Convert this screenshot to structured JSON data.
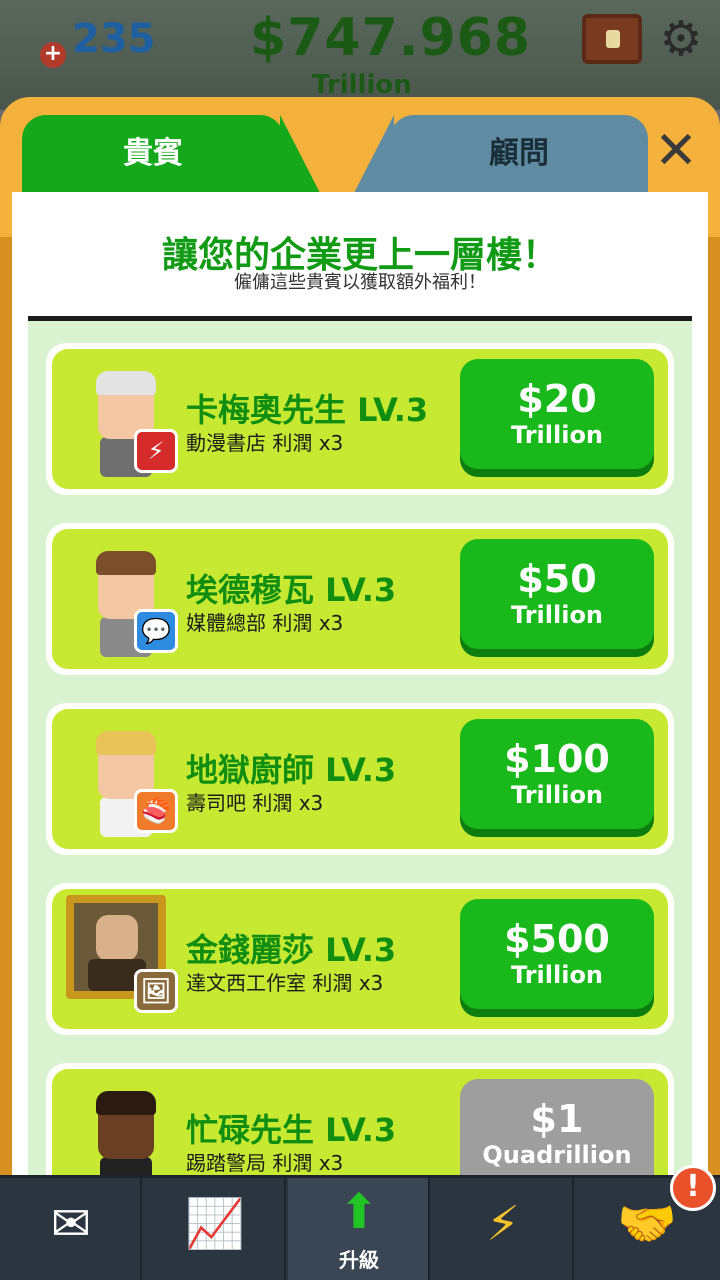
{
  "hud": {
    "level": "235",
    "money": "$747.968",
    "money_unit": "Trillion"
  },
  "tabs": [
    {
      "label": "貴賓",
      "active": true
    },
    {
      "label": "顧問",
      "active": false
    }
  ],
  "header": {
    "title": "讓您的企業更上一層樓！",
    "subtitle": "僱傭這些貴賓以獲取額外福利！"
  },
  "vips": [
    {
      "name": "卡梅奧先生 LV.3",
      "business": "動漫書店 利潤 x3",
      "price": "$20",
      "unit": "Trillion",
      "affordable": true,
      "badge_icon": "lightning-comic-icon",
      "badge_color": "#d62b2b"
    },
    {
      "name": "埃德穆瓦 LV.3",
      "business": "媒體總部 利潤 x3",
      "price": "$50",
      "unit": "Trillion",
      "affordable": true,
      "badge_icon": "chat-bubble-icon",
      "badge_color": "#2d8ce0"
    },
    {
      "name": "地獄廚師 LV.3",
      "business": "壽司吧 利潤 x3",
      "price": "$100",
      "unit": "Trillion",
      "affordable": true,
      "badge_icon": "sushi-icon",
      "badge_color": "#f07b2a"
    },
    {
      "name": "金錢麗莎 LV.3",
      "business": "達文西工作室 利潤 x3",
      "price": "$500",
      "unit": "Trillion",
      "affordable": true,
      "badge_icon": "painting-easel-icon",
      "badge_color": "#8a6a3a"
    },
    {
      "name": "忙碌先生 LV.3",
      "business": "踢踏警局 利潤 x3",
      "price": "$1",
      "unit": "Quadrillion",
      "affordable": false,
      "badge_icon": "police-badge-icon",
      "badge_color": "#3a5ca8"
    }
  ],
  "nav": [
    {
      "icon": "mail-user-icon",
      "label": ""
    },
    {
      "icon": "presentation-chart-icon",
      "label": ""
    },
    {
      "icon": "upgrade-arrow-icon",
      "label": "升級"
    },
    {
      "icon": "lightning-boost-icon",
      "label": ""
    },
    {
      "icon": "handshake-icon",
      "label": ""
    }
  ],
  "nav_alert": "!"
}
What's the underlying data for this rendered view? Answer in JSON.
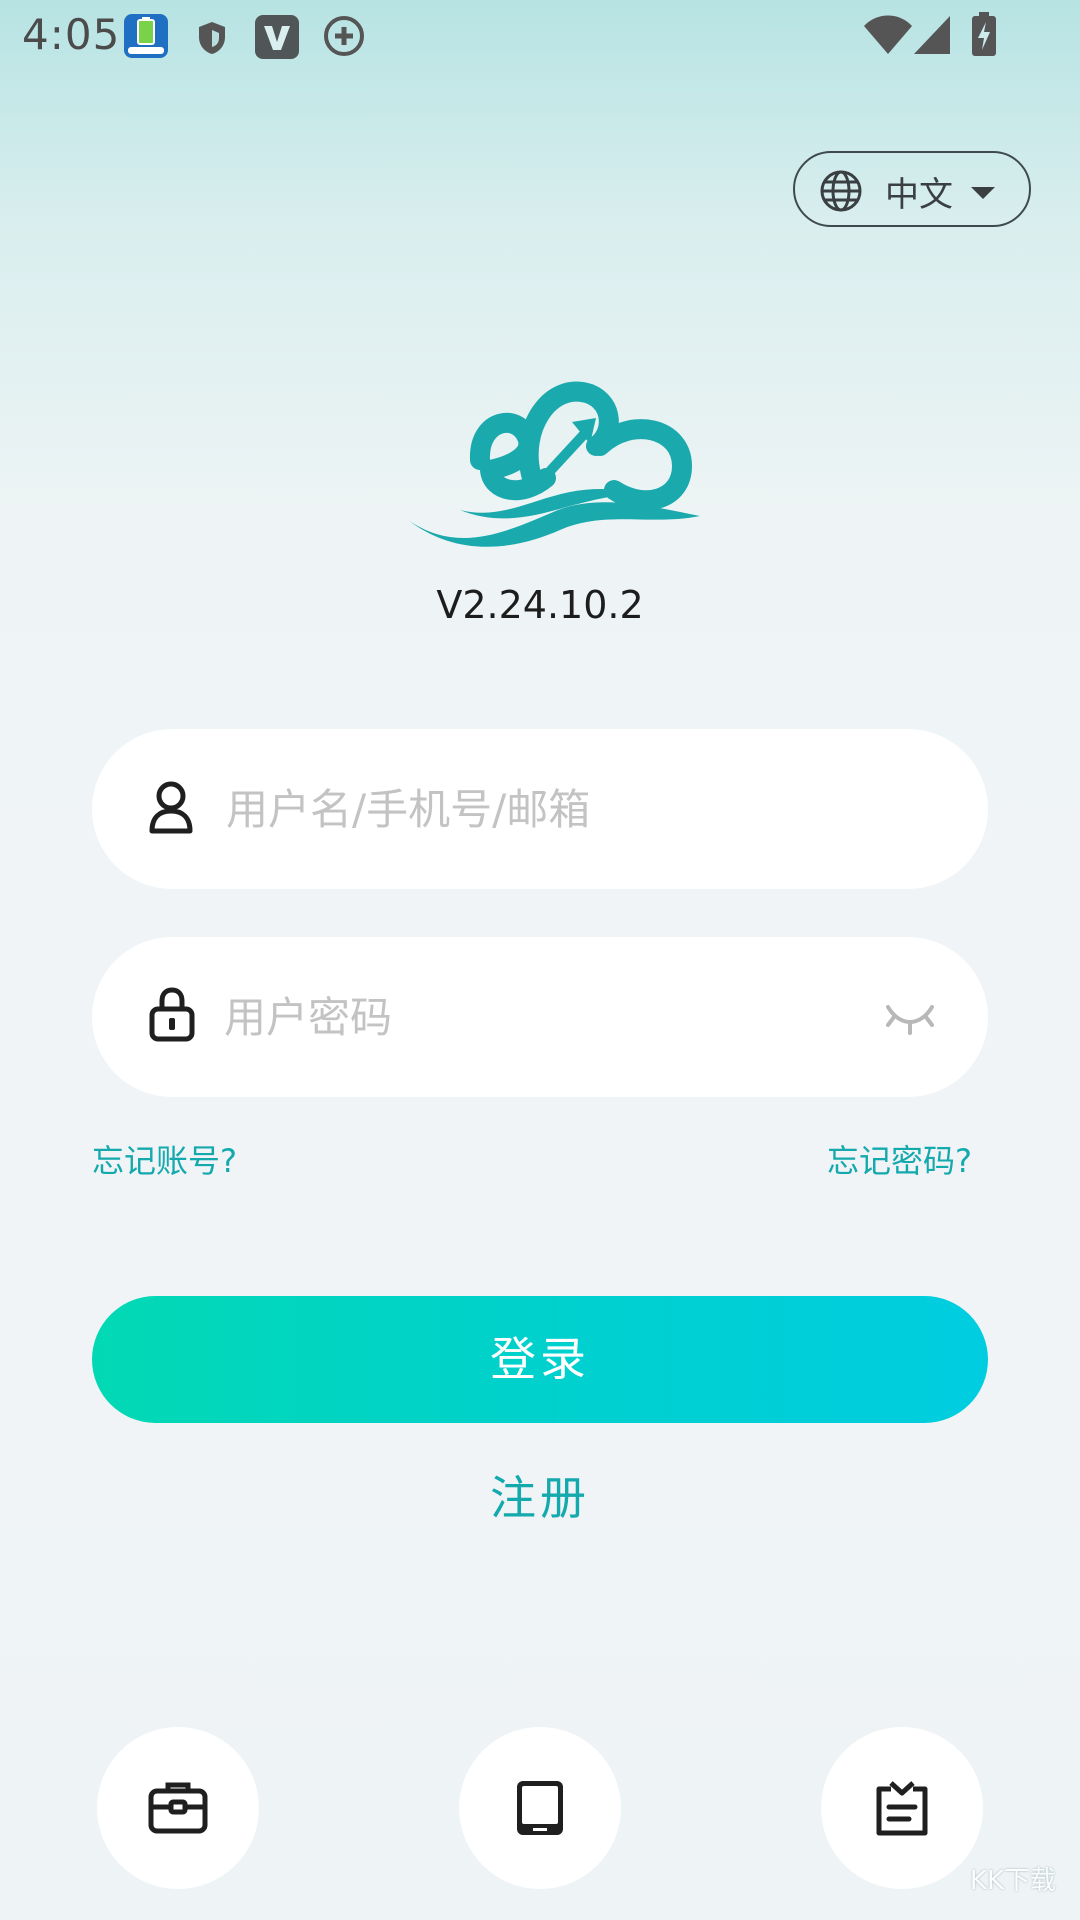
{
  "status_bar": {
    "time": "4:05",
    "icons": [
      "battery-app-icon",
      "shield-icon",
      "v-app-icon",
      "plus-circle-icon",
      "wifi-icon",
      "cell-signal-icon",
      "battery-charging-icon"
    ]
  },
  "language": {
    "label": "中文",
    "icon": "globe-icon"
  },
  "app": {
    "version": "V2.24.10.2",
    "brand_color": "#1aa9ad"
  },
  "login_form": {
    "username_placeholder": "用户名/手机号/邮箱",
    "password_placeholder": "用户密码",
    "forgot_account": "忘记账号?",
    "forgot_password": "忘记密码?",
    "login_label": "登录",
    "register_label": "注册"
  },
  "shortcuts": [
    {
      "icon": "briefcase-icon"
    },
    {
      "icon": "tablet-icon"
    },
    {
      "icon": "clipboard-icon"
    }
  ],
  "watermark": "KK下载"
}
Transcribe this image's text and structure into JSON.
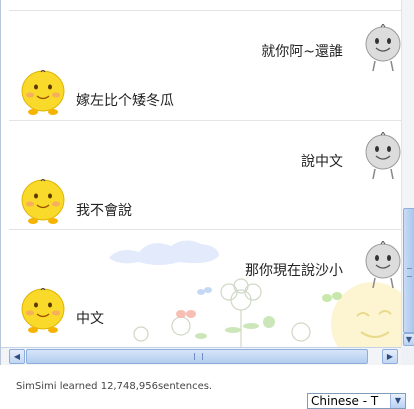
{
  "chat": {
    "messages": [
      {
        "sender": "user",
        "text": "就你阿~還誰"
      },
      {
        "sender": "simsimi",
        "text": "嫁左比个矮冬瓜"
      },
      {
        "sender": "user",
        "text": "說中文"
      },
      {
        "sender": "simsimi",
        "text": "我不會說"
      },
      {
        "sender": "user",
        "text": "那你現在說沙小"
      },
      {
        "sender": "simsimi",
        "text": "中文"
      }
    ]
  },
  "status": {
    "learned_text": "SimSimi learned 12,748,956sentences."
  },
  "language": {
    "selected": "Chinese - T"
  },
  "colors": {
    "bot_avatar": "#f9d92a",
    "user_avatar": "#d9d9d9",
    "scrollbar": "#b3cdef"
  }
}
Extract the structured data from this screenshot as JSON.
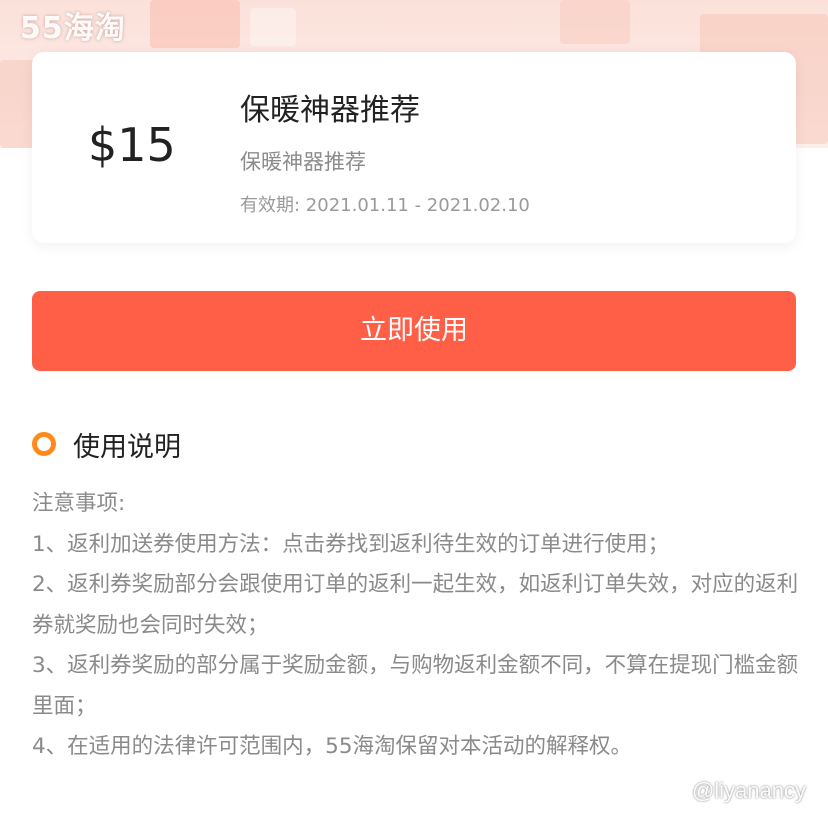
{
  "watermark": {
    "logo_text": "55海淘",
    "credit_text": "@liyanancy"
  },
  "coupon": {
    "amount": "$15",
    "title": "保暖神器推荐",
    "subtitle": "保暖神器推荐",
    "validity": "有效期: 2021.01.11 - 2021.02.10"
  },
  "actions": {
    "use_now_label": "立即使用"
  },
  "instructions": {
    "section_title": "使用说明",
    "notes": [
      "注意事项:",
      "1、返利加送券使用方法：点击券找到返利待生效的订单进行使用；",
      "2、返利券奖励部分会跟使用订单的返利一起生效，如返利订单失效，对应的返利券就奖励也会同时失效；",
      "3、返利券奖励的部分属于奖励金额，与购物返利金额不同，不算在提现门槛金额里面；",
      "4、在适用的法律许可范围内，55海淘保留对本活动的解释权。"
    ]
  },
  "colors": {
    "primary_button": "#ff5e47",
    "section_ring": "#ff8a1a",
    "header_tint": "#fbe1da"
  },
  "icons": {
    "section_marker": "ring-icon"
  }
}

▶ Directive: Find every line in the records that contains the word "lightning"; copy those lines.

▶ Final result:
      "badge_icon": "lightning-comic-icon",
      "icon": "lightning-boost-icon",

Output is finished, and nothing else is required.